DIRECTIVE: Go through the entries one line at a time, and gather every line that has the word "JSON".

** START OF DATA FOR THIS EXERCISE **

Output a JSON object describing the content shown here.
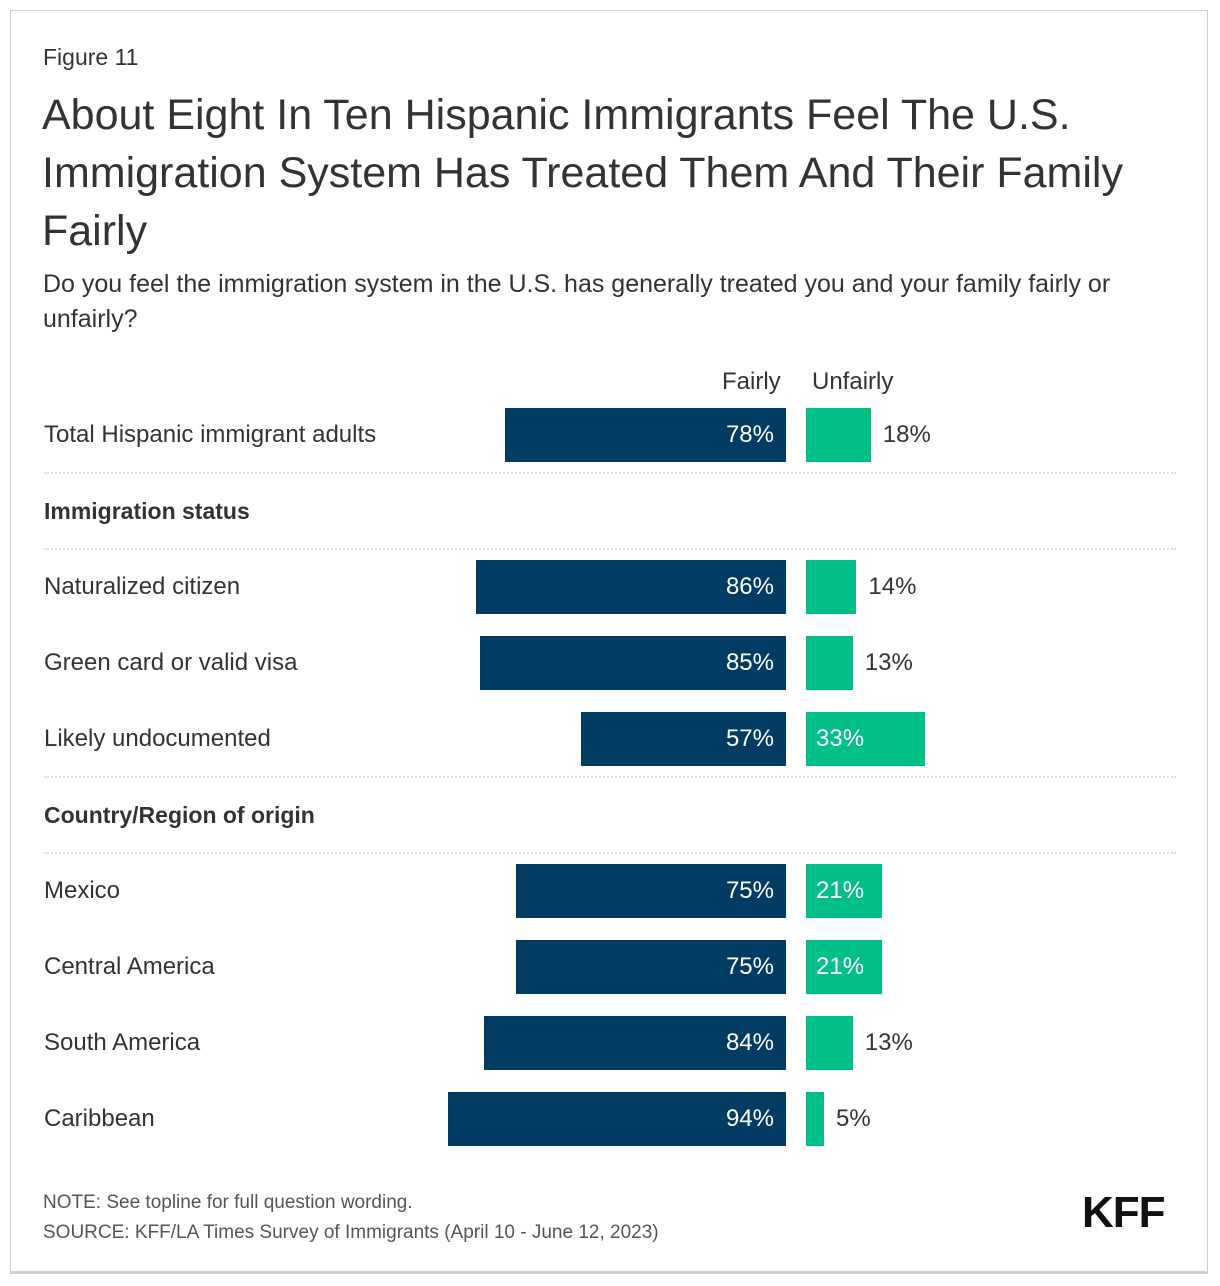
{
  "figure_label": "Figure 11",
  "title": "About Eight In Ten Hispanic Immigrants Feel The U.S. Immigration System Has Treated Them And Their Family Fairly",
  "subtitle": "Do you feel the immigration system in the U.S. has generally treated you and your family fairly or unfairly?",
  "note": "NOTE: See topline for full question wording.",
  "source": "SOURCE: KFF/LA Times Survey of Immigrants (April 10 - June 12, 2023)",
  "logo": "KFF",
  "colors": {
    "fairly": "#033c63",
    "unfairly": "#00bf89"
  },
  "chart_data": {
    "type": "bar",
    "orientation": "horizontal-diverging",
    "title": "About Eight In Ten Hispanic Immigrants Feel The U.S. Immigration System Has Treated Them And Their Family Fairly",
    "legend": [
      "Fairly",
      "Unfairly"
    ],
    "legend_placement": "top",
    "unit": "%",
    "rows": [
      {
        "kind": "data",
        "label": "Total Hispanic immigrant adults",
        "fairly": 78,
        "unfairly": 18
      },
      {
        "kind": "header",
        "label": "Immigration status"
      },
      {
        "kind": "data",
        "label": "Naturalized citizen",
        "fairly": 86,
        "unfairly": 14
      },
      {
        "kind": "data",
        "label": "Green card or valid visa",
        "fairly": 85,
        "unfairly": 13
      },
      {
        "kind": "data",
        "label": "Likely undocumented",
        "fairly": 57,
        "unfairly": 33
      },
      {
        "kind": "header",
        "label": "Country/Region of origin"
      },
      {
        "kind": "data",
        "label": "Mexico",
        "fairly": 75,
        "unfairly": 21
      },
      {
        "kind": "data",
        "label": "Central America",
        "fairly": 75,
        "unfairly": 21
      },
      {
        "kind": "data",
        "label": "South America",
        "fairly": 84,
        "unfairly": 13
      },
      {
        "kind": "data",
        "label": "Caribbean",
        "fairly": 94,
        "unfairly": 5
      }
    ]
  }
}
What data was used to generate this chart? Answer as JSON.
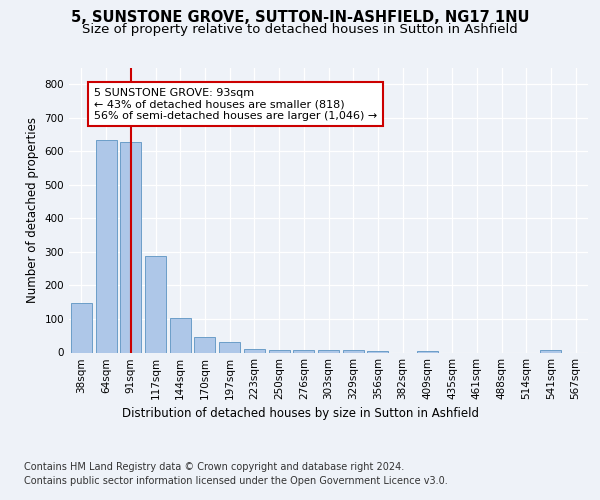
{
  "title": "5, SUNSTONE GROVE, SUTTON-IN-ASHFIELD, NG17 1NU",
  "subtitle": "Size of property relative to detached houses in Sutton in Ashfield",
  "xlabel": "Distribution of detached houses by size in Sutton in Ashfield",
  "ylabel": "Number of detached properties",
  "footer_line1": "Contains HM Land Registry data © Crown copyright and database right 2024.",
  "footer_line2": "Contains public sector information licensed under the Open Government Licence v3.0.",
  "bar_labels": [
    "38sqm",
    "64sqm",
    "91sqm",
    "117sqm",
    "144sqm",
    "170sqm",
    "197sqm",
    "223sqm",
    "250sqm",
    "276sqm",
    "303sqm",
    "329sqm",
    "356sqm",
    "382sqm",
    "409sqm",
    "435sqm",
    "461sqm",
    "488sqm",
    "514sqm",
    "541sqm",
    "567sqm"
  ],
  "bar_values": [
    148,
    635,
    628,
    288,
    103,
    47,
    31,
    11,
    7,
    7,
    7,
    7,
    5,
    0,
    5,
    0,
    0,
    0,
    0,
    7,
    0
  ],
  "bar_color": "#aec7e8",
  "bar_edge_color": "#6b9ec8",
  "vline_x": 2,
  "vline_color": "#cc0000",
  "annotation_text": "5 SUNSTONE GROVE: 93sqm\n← 43% of detached houses are smaller (818)\n56% of semi-detached houses are larger (1,046) →",
  "annotation_box_color": "#ffffff",
  "annotation_box_edge": "#cc0000",
  "ylim": [
    0,
    850
  ],
  "yticks": [
    0,
    100,
    200,
    300,
    400,
    500,
    600,
    700,
    800
  ],
  "bg_color": "#eef2f8",
  "plot_bg_color": "#eef2f8",
  "title_fontsize": 10.5,
  "subtitle_fontsize": 9.5,
  "axis_label_fontsize": 8.5,
  "tick_fontsize": 7.5,
  "footer_fontsize": 7.0
}
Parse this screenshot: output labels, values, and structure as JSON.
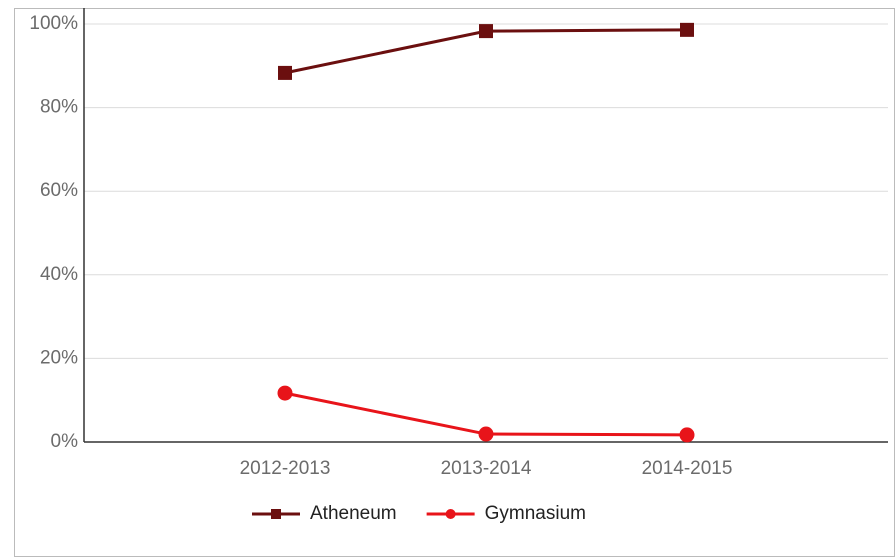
{
  "chart_data": {
    "type": "line",
    "categories": [
      "2012-2013",
      "2013-2014",
      "2014-2015"
    ],
    "series": [
      {
        "name": "Atheneum",
        "color": "#6b0f0f",
        "marker": "square",
        "values": [
          88.3,
          98.3,
          98.6
        ]
      },
      {
        "name": "Gymnasium",
        "color": "#e8141a",
        "marker": "circle",
        "values": [
          11.7,
          1.9,
          1.7
        ]
      }
    ],
    "ylim": [
      0,
      100
    ],
    "yticks": [
      {
        "value": 0,
        "label": "0%"
      },
      {
        "value": 20,
        "label": "20%"
      },
      {
        "value": 40,
        "label": "40%"
      },
      {
        "value": 60,
        "label": "60%"
      },
      {
        "value": 80,
        "label": "80%"
      },
      {
        "value": 100,
        "label": "100%"
      }
    ],
    "grid": true,
    "legend": "bottom"
  }
}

** END OF DATA FOR THIS EXERCISE **

REPLY TO THE TASK:
Output a JSON object describing the content shown here.
What data was used to generate this chart? Answer as JSON.
Parse this screenshot: output labels, values, and structure as JSON.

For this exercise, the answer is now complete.